[Required work]: Go through the entries below and write each one out exactly.

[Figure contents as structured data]
══════════
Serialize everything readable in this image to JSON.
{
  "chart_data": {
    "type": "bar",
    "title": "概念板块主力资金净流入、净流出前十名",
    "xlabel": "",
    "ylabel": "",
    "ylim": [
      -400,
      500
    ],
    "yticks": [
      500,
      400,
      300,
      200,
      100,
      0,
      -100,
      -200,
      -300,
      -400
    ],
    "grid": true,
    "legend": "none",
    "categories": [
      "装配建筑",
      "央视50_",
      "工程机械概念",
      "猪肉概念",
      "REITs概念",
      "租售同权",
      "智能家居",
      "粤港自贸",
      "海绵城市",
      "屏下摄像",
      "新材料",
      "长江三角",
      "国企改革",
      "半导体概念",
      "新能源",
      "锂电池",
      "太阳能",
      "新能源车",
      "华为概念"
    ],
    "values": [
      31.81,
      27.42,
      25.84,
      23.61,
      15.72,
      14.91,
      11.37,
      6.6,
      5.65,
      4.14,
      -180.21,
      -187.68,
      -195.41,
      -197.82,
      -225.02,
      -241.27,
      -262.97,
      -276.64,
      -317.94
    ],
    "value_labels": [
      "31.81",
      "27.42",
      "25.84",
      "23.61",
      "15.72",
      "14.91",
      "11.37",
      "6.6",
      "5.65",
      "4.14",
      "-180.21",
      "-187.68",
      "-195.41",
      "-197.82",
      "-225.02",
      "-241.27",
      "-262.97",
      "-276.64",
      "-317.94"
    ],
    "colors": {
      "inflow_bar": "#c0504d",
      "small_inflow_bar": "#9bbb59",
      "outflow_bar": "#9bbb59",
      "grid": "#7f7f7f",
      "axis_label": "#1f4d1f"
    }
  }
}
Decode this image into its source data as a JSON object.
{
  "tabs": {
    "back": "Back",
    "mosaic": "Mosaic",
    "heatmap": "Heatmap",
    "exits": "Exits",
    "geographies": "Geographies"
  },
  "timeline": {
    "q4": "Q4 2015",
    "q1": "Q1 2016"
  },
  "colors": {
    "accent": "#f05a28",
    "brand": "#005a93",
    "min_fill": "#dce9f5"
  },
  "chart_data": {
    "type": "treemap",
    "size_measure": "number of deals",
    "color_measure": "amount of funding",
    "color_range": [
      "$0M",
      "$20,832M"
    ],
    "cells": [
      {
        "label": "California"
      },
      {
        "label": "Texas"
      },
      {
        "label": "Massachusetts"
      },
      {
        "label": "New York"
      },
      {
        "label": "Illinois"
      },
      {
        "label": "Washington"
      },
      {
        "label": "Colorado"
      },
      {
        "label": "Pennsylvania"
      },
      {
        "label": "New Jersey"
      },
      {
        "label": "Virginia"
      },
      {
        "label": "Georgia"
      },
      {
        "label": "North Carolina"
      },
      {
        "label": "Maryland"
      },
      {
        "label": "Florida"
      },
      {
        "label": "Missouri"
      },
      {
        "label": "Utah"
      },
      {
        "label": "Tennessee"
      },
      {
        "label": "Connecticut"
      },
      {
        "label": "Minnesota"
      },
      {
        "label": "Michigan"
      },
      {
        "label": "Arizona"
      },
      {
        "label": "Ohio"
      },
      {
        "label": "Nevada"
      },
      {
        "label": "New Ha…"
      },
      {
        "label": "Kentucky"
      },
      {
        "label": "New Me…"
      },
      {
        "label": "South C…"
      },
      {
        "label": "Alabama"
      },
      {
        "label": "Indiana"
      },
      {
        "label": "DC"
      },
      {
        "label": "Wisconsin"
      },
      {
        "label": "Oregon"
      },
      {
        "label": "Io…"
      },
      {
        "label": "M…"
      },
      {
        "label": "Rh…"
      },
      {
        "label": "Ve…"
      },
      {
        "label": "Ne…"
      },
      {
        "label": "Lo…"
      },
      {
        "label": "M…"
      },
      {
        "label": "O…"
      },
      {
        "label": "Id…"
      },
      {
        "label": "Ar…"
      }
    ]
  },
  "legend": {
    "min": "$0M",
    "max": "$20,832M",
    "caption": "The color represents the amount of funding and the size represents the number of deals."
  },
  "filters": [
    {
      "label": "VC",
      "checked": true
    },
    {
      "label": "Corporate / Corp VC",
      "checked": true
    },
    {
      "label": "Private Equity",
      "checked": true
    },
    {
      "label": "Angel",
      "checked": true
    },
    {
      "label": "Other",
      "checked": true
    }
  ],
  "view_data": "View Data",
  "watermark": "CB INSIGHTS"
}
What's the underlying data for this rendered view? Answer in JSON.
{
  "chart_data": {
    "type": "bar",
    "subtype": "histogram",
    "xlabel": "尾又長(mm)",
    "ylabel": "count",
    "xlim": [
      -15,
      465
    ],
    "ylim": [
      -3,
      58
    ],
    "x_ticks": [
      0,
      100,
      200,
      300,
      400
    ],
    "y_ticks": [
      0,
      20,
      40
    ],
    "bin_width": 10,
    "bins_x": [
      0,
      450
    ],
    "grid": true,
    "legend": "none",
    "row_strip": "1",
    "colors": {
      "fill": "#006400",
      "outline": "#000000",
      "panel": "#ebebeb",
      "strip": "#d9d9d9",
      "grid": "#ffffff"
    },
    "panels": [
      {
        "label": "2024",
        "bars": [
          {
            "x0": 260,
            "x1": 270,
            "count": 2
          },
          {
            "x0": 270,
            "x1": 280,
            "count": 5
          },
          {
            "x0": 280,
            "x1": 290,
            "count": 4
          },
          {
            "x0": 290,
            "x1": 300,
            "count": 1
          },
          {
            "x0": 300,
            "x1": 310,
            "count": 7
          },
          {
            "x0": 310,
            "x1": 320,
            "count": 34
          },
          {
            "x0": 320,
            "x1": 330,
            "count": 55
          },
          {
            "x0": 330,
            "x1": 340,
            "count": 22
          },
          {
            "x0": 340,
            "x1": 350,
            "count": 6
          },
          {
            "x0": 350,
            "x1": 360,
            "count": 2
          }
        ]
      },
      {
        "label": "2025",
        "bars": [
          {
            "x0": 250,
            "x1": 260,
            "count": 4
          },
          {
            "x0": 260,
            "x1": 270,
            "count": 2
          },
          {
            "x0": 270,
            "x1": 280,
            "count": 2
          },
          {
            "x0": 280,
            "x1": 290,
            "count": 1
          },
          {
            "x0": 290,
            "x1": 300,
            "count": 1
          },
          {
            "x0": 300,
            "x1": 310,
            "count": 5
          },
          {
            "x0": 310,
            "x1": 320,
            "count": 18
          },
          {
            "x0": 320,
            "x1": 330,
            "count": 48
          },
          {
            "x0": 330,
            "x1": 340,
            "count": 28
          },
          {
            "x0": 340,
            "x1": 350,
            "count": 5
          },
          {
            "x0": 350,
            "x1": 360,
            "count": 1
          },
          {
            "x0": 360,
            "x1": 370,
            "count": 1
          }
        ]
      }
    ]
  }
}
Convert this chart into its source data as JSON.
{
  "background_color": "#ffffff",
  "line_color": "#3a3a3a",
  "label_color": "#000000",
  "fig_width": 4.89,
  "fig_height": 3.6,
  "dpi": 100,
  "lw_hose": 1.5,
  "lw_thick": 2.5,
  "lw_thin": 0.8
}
══════════
[Correct result]:
Serialize everything readable in this image to JSON.
{
  "chart_data": {
    "type": "bar",
    "title": "概念板块主力资金净流入、净流出前十名",
    "xlabel": "",
    "ylabel": "",
    "ylim": [
      -400,
      500
    ],
    "yticks": [
      500,
      400,
      300,
      200,
      100,
      0,
      -100,
      -200,
      -300,
      -400
    ],
    "grid": true,
    "legend": "none",
    "categories": [
      "装配建筑",
      "央视50_",
      "工程机械概念",
      "猪肉概念",
      "REITs概念",
      "租售同权",
      "智能家居",
      "粤港自贸",
      "海绵城市",
      "屏下摄像",
      "新材料",
      "长江三角",
      "国企改革",
      "半导体概念",
      "新能源",
      "锂电池",
      "太阳能",
      "新能源车",
      "华为概念"
    ],
    "values": [
      31.81,
      27.42,
      25.84,
      23.61,
      15.72,
      14.91,
      11.37,
      6.6,
      5.65,
      4.14,
      -180.21,
      -187.68,
      -195.41,
      -197.82,
      -225.02,
      -241.27,
      -262.97,
      -276.64,
      -317.94
    ],
    "value_labels": [
      "31.81",
      "27.42",
      "25.84",
      "23.61",
      "15.72",
      "14.91",
      "11.37",
      "6.6",
      "5.65",
      "4.14",
      "-180.21",
      "-187.68",
      "-195.41",
      "-197.82",
      "-225.02",
      "-241.27",
      "-262.97",
      "-276.64",
      "-317.94"
    ],
    "colors": {
      "inflow_bar": "#c0504d",
      "small_inflow_bar": "#9bbb59",
      "outflow_bar": "#9bbb59",
      "grid": "#7f7f7f",
      "axis_label": "#1f4d1f"
    }
  }
}
Decode this image into its source data as a JSON object.
{
  "tabs": {
    "back": "Back",
    "mosaic": "Mosaic",
    "heatmap": "Heatmap",
    "exits": "Exits",
    "geographies": "Geographies"
  },
  "timeline": {
    "q4": "Q4 2015",
    "q1": "Q1 2016"
  },
  "colors": {
    "accent": "#f05a28",
    "brand": "#005a93",
    "min_fill": "#dce9f5"
  },
  "chart_data": {
    "type": "treemap",
    "size_measure": "number of deals",
    "color_measure": "amount of funding",
    "color_range": [
      "$0M",
      "$20,832M"
    ],
    "cells": [
      {
        "label": "California"
      },
      {
        "label": "Texas"
      },
      {
        "label": "Massachusetts"
      },
      {
        "label": "New York"
      },
      {
        "label": "Illinois"
      },
      {
        "label": "Washington"
      },
      {
        "label": "Colorado"
      },
      {
        "label": "Pennsylvania"
      },
      {
        "label": "New Jersey"
      },
      {
        "label": "Virginia"
      },
      {
        "label": "Georgia"
      },
      {
        "label": "North Carolina"
      },
      {
        "label": "Maryland"
      },
      {
        "label": "Florida"
      },
      {
        "label": "Missouri"
      },
      {
        "label": "Utah"
      },
      {
        "label": "Tennessee"
      },
      {
        "label": "Connecticut"
      },
      {
        "label": "Minnesota"
      },
      {
        "label": "Michigan"
      },
      {
        "label": "Arizona"
      },
      {
        "label": "Ohio"
      },
      {
        "label": "Nevada"
      },
      {
        "label": "New Ha…"
      },
      {
        "label": "Kentucky"
      },
      {
        "label": "New Me…"
      },
      {
        "label": "South C…"
      },
      {
        "label": "Alabama"
      },
      {
        "label": "Indiana"
      },
      {
        "label": "DC"
      },
      {
        "label": "Wisconsin"
      },
      {
        "label": "Oregon"
      },
      {
        "label": "Io…"
      },
      {
        "label": "M…"
      },
      {
        "label": "Rh…"
      },
      {
        "label": "Ve…"
      },
      {
        "label": "Ne…"
      },
      {
        "label": "Lo…"
      },
      {
        "label": "M…"
      },
      {
        "label": "O…"
      },
      {
        "label": "Id…"
      },
      {
        "label": "Ar…"
      }
    ]
  },
  "legend": {
    "min": "$0M",
    "max": "$20,832M",
    "caption": "The color represents the amount of funding and the size represents the number of deals."
  },
  "filters": [
    {
      "label": "VC",
      "checked": true
    },
    {
      "label": "Corporate / Corp VC",
      "checked": true
    },
    {
      "label": "Private Equity",
      "checked": true
    },
    {
      "label": "Angel",
      "checked": true
    },
    {
      "label": "Other",
      "checked": true
    }
  ],
  "view_data": "View Data",
  "watermark": "CB INSIGHTS"
}
What's the underlying data for this rendered view? Answer in JSON.
{
  "chart_data": {
    "type": "bar",
    "subtype": "histogram",
    "xlabel": "尾又長(mm)",
    "ylabel": "count",
    "xlim": [
      -15,
      465
    ],
    "ylim": [
      -3,
      58
    ],
    "x_ticks": [
      0,
      100,
      200,
      300,
      400
    ],
    "y_ticks": [
      0,
      20,
      40
    ],
    "bin_width": 10,
    "bins_x": [
      0,
      450
    ],
    "grid": true,
    "legend": "none",
    "row_strip": "1",
    "colors": {
      "fill": "#006400",
      "outline": "#000000",
      "panel": "#ebebeb",
      "strip": "#d9d9d9",
      "grid": "#ffffff"
    },
    "panels": [
      {
        "label": "2024",
        "bars": [
          {
            "x0": 260,
            "x1": 270,
            "count": 2
          },
          {
            "x0": 270,
            "x1": 280,
            "count": 5
          },
          {
            "x0": 280,
            "x1": 290,
            "count": 4
          },
          {
            "x0": 290,
            "x1": 300,
            "count": 1
          },
          {
            "x0": 300,
            "x1": 310,
            "count": 7
          },
          {
            "x0": 310,
            "x1": 320,
            "count": 34
          },
          {
            "x0": 320,
            "x1": 330,
            "count": 55
          },
          {
            "x0": 330,
            "x1": 340,
            "count": 22
          },
          {
            "x0": 340,
            "x1": 350,
            "count": 6
          },
          {
            "x0": 350,
            "x1": 360,
            "count": 2
          }
        ]
      },
      {
        "label": "2025",
        "bars": [
          {
            "x0": 250,
            "x1": 260,
            "count": 4
          },
          {
            "x0": 260,
            "x1": 270,
            "count": 2
          },
          {
            "x0": 270,
            "x1": 280,
            "count": 2
          },
          {
            "x0": 280,
            "x1": 290,
            "count": 1
          },
          {
            "x0": 290,
            "x1": 300,
            "count": 1
          },
          {
            "x0": 300,
            "x1": 310,
            "count": 5
          },
          {
            "x0": 310,
            "x1": 320,
            "count": 18
          },
          {
            "x0": 320,
            "x1": 330,
            "count": 48
          },
          {
            "x0": 330,
            "x1": 340,
            "count": 28
          },
          {
            "x0": 340,
            "x1": 350,
            "count": 5
          },
          {
            "x0": 350,
            "x1": 360,
            "count": 1
          },
          {
            "x0": 360,
            "x1": 370,
            "count": 1
          }
        ]
      }
    ]
  }
}
Convert this chart into its source data as JSON.
{
  "background_color": "#ffffff",
  "line_color": "#3a3a3a",
  "label_color": "#000000",
  "fig_width": 4.89,
  "fig_height": 3.6,
  "dpi": 100,
  "lw_hose": 1.5,
  "lw_thick": 2.5,
  "lw_thin": 0.8
}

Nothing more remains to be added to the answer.